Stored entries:
——————————

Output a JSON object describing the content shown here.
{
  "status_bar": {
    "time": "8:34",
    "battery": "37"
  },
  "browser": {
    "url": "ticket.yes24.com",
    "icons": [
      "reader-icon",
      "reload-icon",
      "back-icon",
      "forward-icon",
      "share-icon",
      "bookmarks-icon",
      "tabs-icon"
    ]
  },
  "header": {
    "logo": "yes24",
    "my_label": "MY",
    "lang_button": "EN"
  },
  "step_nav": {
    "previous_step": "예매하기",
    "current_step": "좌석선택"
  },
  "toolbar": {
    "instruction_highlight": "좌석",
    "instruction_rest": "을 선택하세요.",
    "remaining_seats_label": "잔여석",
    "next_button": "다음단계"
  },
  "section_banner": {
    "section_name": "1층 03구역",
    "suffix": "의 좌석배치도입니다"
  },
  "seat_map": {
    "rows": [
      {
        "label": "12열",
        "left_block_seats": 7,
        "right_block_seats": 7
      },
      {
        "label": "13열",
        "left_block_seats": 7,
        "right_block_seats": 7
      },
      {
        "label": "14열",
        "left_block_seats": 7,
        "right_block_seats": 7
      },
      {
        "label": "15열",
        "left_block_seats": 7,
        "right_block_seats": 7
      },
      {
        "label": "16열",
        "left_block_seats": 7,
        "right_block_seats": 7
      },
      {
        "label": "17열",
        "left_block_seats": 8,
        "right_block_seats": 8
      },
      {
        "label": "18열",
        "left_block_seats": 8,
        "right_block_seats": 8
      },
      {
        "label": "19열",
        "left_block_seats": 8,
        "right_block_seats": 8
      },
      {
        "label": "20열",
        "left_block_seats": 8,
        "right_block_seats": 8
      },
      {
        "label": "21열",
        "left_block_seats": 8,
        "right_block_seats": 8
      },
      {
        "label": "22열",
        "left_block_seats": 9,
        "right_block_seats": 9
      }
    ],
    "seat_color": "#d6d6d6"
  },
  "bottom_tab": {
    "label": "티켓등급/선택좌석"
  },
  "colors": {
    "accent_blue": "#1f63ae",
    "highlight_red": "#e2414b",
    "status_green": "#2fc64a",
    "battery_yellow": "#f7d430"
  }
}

——————————

Description of the task:
Return the entries above exactly, each one complete.

Written answer:
Output a JSON object describing the content shown here.
{
  "status_bar": {
    "time": "8:34",
    "battery": "37"
  },
  "browser": {
    "url": "ticket.yes24.com",
    "icons": [
      "reader-icon",
      "reload-icon",
      "back-icon",
      "forward-icon",
      "share-icon",
      "bookmarks-icon",
      "tabs-icon"
    ]
  },
  "header": {
    "logo": "yes24",
    "my_label": "MY",
    "lang_button": "EN"
  },
  "step_nav": {
    "previous_step": "예매하기",
    "current_step": "좌석선택"
  },
  "toolbar": {
    "instruction_highlight": "좌석",
    "instruction_rest": "을 선택하세요.",
    "remaining_seats_label": "잔여석",
    "next_button": "다음단계"
  },
  "section_banner": {
    "section_name": "1층 03구역",
    "suffix": "의 좌석배치도입니다"
  },
  "seat_map": {
    "rows": [
      {
        "label": "12열",
        "left_block_seats": 7,
        "right_block_seats": 7
      },
      {
        "label": "13열",
        "left_block_seats": 7,
        "right_block_seats": 7
      },
      {
        "label": "14열",
        "left_block_seats": 7,
        "right_block_seats": 7
      },
      {
        "label": "15열",
        "left_block_seats": 7,
        "right_block_seats": 7
      },
      {
        "label": "16열",
        "left_block_seats": 7,
        "right_block_seats": 7
      },
      {
        "label": "17열",
        "left_block_seats": 8,
        "right_block_seats": 8
      },
      {
        "label": "18열",
        "left_block_seats": 8,
        "right_block_seats": 8
      },
      {
        "label": "19열",
        "left_block_seats": 8,
        "right_block_seats": 8
      },
      {
        "label": "20열",
        "left_block_seats": 8,
        "right_block_seats": 8
      },
      {
        "label": "21열",
        "left_block_seats": 8,
        "right_block_seats": 8
      },
      {
        "label": "22열",
        "left_block_seats": 9,
        "right_block_seats": 9
      }
    ],
    "seat_color": "#d6d6d6"
  },
  "bottom_tab": {
    "label": "티켓등급/선택좌석"
  },
  "colors": {
    "accent_blue": "#1f63ae",
    "highlight_red": "#e2414b",
    "status_green": "#2fc64a",
    "battery_yellow": "#f7d430"
  }
}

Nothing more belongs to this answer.